===== DATA ENTRIES

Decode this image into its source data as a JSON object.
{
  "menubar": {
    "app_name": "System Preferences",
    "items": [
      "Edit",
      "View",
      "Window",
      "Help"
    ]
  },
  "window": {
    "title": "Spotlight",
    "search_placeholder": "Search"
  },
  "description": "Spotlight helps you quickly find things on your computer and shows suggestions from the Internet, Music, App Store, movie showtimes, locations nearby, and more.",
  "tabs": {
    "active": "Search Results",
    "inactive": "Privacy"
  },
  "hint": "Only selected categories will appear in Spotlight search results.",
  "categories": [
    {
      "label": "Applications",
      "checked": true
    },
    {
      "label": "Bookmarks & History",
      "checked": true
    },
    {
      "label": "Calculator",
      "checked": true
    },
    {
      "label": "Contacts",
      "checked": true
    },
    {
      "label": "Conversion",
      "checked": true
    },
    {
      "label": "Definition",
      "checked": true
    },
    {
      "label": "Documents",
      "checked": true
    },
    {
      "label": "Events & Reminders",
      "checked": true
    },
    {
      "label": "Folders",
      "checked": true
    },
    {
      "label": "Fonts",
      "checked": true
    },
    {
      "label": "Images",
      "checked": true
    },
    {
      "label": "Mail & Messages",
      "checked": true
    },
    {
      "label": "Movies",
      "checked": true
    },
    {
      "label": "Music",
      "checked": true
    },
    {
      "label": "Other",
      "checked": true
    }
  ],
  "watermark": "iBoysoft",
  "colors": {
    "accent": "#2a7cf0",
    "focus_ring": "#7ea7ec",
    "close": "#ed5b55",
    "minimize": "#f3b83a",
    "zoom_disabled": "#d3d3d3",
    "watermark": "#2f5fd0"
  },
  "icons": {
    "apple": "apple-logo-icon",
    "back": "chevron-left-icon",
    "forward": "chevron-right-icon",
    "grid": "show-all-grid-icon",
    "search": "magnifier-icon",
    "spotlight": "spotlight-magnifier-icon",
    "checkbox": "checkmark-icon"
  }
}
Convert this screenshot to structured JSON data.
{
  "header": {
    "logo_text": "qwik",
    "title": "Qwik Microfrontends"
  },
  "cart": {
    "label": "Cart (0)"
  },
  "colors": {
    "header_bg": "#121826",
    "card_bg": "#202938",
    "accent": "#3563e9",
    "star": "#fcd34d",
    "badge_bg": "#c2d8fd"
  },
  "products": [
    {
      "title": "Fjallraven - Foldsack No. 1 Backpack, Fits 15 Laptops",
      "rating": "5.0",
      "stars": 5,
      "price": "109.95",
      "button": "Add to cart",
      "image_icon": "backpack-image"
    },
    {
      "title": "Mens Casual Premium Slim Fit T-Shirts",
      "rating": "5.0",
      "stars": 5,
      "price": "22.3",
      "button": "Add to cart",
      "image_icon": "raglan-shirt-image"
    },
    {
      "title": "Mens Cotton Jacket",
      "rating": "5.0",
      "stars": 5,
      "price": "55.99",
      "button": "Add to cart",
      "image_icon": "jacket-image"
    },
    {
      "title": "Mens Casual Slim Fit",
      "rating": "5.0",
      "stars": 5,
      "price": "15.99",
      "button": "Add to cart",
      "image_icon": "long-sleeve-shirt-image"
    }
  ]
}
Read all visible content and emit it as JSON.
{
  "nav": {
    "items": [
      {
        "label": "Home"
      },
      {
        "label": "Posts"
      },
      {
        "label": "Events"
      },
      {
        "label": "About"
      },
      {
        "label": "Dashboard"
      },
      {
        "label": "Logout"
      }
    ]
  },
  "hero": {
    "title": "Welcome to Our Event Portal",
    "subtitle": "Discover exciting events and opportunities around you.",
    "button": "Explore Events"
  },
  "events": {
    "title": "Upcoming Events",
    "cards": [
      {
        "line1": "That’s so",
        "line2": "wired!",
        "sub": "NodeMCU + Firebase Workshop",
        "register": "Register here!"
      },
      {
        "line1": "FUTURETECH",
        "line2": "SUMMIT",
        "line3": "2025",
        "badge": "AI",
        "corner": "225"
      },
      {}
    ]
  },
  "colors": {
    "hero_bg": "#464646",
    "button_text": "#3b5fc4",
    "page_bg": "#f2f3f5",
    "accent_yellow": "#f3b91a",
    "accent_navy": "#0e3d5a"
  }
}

==========

● **WHAT TO DO**: Pick out and copy the lines of the entries that hold the string "watermark".

● **EXERCISE RESULT**:
  "watermark": "iBoysoft",
    "watermark": "#2f5fd0"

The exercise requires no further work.